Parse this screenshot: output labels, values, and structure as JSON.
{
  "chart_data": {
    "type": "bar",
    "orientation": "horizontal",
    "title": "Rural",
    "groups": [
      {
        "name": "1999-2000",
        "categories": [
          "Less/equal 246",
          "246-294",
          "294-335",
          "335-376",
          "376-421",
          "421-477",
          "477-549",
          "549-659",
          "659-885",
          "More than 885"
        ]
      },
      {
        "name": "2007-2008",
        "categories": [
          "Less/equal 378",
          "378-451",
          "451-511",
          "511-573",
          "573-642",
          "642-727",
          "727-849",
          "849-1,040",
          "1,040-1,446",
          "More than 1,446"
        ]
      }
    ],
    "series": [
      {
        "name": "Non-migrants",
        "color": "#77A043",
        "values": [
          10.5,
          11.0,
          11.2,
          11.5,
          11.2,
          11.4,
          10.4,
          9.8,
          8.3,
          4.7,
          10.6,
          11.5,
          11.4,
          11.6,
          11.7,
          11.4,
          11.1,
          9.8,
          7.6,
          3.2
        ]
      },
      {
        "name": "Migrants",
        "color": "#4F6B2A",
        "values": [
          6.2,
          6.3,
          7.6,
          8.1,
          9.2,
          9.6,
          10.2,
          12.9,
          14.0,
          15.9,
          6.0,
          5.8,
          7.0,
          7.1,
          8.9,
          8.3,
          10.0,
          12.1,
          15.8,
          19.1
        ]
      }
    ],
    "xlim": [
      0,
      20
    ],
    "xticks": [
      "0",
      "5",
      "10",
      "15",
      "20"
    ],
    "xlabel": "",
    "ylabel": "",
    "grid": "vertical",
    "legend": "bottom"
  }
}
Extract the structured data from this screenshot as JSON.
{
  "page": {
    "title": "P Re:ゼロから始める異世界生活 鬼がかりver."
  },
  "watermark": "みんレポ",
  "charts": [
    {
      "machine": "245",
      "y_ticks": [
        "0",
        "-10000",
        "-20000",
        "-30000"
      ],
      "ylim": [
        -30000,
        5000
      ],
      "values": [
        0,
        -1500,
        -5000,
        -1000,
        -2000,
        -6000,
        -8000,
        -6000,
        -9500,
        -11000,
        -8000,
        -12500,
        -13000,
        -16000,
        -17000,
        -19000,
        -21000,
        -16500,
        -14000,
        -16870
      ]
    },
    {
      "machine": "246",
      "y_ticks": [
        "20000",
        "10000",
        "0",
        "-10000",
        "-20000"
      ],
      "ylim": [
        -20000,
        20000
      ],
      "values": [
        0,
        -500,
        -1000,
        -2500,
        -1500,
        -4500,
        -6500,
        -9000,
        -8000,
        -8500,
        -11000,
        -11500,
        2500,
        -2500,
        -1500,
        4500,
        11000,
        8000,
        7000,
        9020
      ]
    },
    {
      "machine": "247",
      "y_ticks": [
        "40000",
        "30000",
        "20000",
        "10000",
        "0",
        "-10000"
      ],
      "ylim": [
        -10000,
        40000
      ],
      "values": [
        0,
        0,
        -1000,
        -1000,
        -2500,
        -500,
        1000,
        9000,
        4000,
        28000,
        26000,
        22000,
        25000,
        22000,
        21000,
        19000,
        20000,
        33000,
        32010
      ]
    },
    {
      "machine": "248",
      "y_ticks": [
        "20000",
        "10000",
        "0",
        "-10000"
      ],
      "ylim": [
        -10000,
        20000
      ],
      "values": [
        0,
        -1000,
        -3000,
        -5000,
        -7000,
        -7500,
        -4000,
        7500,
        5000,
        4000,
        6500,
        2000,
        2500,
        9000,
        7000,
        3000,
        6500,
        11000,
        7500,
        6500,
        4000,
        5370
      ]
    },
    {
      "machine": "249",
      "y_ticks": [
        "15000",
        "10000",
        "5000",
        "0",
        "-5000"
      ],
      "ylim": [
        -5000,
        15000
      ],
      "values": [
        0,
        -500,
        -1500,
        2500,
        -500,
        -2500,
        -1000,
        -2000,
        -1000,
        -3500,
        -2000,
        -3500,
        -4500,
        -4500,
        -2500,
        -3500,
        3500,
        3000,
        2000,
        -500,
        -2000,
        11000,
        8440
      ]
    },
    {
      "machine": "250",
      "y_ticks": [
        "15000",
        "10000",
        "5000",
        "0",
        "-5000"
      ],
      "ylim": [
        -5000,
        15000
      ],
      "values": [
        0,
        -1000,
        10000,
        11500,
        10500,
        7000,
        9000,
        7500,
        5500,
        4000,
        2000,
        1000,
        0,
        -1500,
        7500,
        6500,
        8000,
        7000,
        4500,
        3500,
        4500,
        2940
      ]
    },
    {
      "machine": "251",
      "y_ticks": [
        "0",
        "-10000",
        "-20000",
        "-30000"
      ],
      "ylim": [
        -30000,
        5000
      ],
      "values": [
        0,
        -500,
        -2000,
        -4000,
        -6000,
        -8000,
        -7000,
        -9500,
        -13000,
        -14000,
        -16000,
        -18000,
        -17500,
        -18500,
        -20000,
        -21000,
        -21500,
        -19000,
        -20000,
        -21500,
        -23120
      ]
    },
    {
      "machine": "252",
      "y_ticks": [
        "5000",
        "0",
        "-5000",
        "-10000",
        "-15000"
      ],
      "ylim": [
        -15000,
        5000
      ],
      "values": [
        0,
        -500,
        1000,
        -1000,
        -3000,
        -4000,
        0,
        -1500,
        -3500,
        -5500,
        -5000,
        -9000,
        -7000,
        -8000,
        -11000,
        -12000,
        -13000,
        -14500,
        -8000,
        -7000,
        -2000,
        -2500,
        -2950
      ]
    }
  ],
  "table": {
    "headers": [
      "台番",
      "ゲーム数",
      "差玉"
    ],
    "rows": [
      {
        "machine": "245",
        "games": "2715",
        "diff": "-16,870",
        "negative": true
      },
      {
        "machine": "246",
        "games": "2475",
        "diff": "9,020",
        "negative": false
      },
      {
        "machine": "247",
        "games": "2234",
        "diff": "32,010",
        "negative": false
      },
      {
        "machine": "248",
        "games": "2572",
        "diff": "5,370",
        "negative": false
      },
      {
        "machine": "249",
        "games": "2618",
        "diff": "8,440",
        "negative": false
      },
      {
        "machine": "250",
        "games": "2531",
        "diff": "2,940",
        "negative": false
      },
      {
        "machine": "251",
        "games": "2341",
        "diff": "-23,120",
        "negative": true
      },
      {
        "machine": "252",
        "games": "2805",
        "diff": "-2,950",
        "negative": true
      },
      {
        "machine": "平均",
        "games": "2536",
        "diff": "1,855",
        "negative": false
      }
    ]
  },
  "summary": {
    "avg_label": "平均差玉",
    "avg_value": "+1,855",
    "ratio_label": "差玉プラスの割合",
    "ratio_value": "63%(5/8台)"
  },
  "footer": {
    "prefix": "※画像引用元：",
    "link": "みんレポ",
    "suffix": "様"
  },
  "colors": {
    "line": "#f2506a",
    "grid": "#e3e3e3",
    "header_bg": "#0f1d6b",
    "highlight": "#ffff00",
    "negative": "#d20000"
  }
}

——————

From the first line to the last, retype the data exactly.

Parse this screenshot: output labels, values, and structure as JSON.
{
  "chart_data": {
    "type": "bar",
    "orientation": "horizontal",
    "title": "Rural",
    "groups": [
      {
        "name": "1999-2000",
        "categories": [
          "Less/equal 246",
          "246-294",
          "294-335",
          "335-376",
          "376-421",
          "421-477",
          "477-549",
          "549-659",
          "659-885",
          "More than 885"
        ]
      },
      {
        "name": "2007-2008",
        "categories": [
          "Less/equal 378",
          "378-451",
          "451-511",
          "511-573",
          "573-642",
          "642-727",
          "727-849",
          "849-1,040",
          "1,040-1,446",
          "More than 1,446"
        ]
      }
    ],
    "series": [
      {
        "name": "Non-migrants",
        "color": "#77A043",
        "values": [
          10.5,
          11.0,
          11.2,
          11.5,
          11.2,
          11.4,
          10.4,
          9.8,
          8.3,
          4.7,
          10.6,
          11.5,
          11.4,
          11.6,
          11.7,
          11.4,
          11.1,
          9.8,
          7.6,
          3.2
        ]
      },
      {
        "name": "Migrants",
        "color": "#4F6B2A",
        "values": [
          6.2,
          6.3,
          7.6,
          8.1,
          9.2,
          9.6,
          10.2,
          12.9,
          14.0,
          15.9,
          6.0,
          5.8,
          7.0,
          7.1,
          8.9,
          8.3,
          10.0,
          12.1,
          15.8,
          19.1
        ]
      }
    ],
    "xlim": [
      0,
      20
    ],
    "xticks": [
      "0",
      "5",
      "10",
      "15",
      "20"
    ],
    "xlabel": "",
    "ylabel": "",
    "grid": "vertical",
    "legend": "bottom"
  }
}
Extract the structured data from this screenshot as JSON.
{
  "page": {
    "title": "P Re:ゼロから始める異世界生活 鬼がかりver."
  },
  "watermark": "みんレポ",
  "charts": [
    {
      "machine": "245",
      "y_ticks": [
        "0",
        "-10000",
        "-20000",
        "-30000"
      ],
      "ylim": [
        -30000,
        5000
      ],
      "values": [
        0,
        -1500,
        -5000,
        -1000,
        -2000,
        -6000,
        -8000,
        -6000,
        -9500,
        -11000,
        -8000,
        -12500,
        -13000,
        -16000,
        -17000,
        -19000,
        -21000,
        -16500,
        -14000,
        -16870
      ]
    },
    {
      "machine": "246",
      "y_ticks": [
        "20000",
        "10000",
        "0",
        "-10000",
        "-20000"
      ],
      "ylim": [
        -20000,
        20000
      ],
      "values": [
        0,
        -500,
        -1000,
        -2500,
        -1500,
        -4500,
        -6500,
        -9000,
        -8000,
        -8500,
        -11000,
        -11500,
        2500,
        -2500,
        -1500,
        4500,
        11000,
        8000,
        7000,
        9020
      ]
    },
    {
      "machine": "247",
      "y_ticks": [
        "40000",
        "30000",
        "20000",
        "10000",
        "0",
        "-10000"
      ],
      "ylim": [
        -10000,
        40000
      ],
      "values": [
        0,
        0,
        -1000,
        -1000,
        -2500,
        -500,
        1000,
        9000,
        4000,
        28000,
        26000,
        22000,
        25000,
        22000,
        21000,
        19000,
        20000,
        33000,
        32010
      ]
    },
    {
      "machine": "248",
      "y_ticks": [
        "20000",
        "10000",
        "0",
        "-10000"
      ],
      "ylim": [
        -10000,
        20000
      ],
      "values": [
        0,
        -1000,
        -3000,
        -5000,
        -7000,
        -7500,
        -4000,
        7500,
        5000,
        4000,
        6500,
        2000,
        2500,
        9000,
        7000,
        3000,
        6500,
        11000,
        7500,
        6500,
        4000,
        5370
      ]
    },
    {
      "machine": "249",
      "y_ticks": [
        "15000",
        "10000",
        "5000",
        "0",
        "-5000"
      ],
      "ylim": [
        -5000,
        15000
      ],
      "values": [
        0,
        -500,
        -1500,
        2500,
        -500,
        -2500,
        -1000,
        -2000,
        -1000,
        -3500,
        -2000,
        -3500,
        -4500,
        -4500,
        -2500,
        -3500,
        3500,
        3000,
        2000,
        -500,
        -2000,
        11000,
        8440
      ]
    },
    {
      "machine": "250",
      "y_ticks": [
        "15000",
        "10000",
        "5000",
        "0",
        "-5000"
      ],
      "ylim": [
        -5000,
        15000
      ],
      "values": [
        0,
        -1000,
        10000,
        11500,
        10500,
        7000,
        9000,
        7500,
        5500,
        4000,
        2000,
        1000,
        0,
        -1500,
        7500,
        6500,
        8000,
        7000,
        4500,
        3500,
        4500,
        2940
      ]
    },
    {
      "machine": "251",
      "y_ticks": [
        "0",
        "-10000",
        "-20000",
        "-30000"
      ],
      "ylim": [
        -30000,
        5000
      ],
      "values": [
        0,
        -500,
        -2000,
        -4000,
        -6000,
        -8000,
        -7000,
        -9500,
        -13000,
        -14000,
        -16000,
        -18000,
        -17500,
        -18500,
        -20000,
        -21000,
        -21500,
        -19000,
        -20000,
        -21500,
        -23120
      ]
    },
    {
      "machine": "252",
      "y_ticks": [
        "5000",
        "0",
        "-5000",
        "-10000",
        "-15000"
      ],
      "ylim": [
        -15000,
        5000
      ],
      "values": [
        0,
        -500,
        1000,
        -1000,
        -3000,
        -4000,
        0,
        -1500,
        -3500,
        -5500,
        -5000,
        -9000,
        -7000,
        -8000,
        -11000,
        -12000,
        -13000,
        -14500,
        -8000,
        -7000,
        -2000,
        -2500,
        -2950
      ]
    }
  ],
  "table": {
    "headers": [
      "台番",
      "ゲーム数",
      "差玉"
    ],
    "rows": [
      {
        "machine": "245",
        "games": "2715",
        "diff": "-16,870",
        "negative": true
      },
      {
        "machine": "246",
        "games": "2475",
        "diff": "9,020",
        "negative": false
      },
      {
        "machine": "247",
        "games": "2234",
        "diff": "32,010",
        "negative": false
      },
      {
        "machine": "248",
        "games": "2572",
        "diff": "5,370",
        "negative": false
      },
      {
        "machine": "249",
        "games": "2618",
        "diff": "8,440",
        "negative": false
      },
      {
        "machine": "250",
        "games": "2531",
        "diff": "2,940",
        "negative": false
      },
      {
        "machine": "251",
        "games": "2341",
        "diff": "-23,120",
        "negative": true
      },
      {
        "machine": "252",
        "games": "2805",
        "diff": "-2,950",
        "negative": true
      },
      {
        "machine": "平均",
        "games": "2536",
        "diff": "1,855",
        "negative": false
      }
    ]
  },
  "summary": {
    "avg_label": "平均差玉",
    "avg_value": "+1,855",
    "ratio_label": "差玉プラスの割合",
    "ratio_value": "63%(5/8台)"
  },
  "footer": {
    "prefix": "※画像引用元：",
    "link": "みんレポ",
    "suffix": "様"
  },
  "colors": {
    "line": "#f2506a",
    "grid": "#e3e3e3",
    "header_bg": "#0f1d6b",
    "highlight": "#ffff00",
    "negative": "#d20000"
  }
}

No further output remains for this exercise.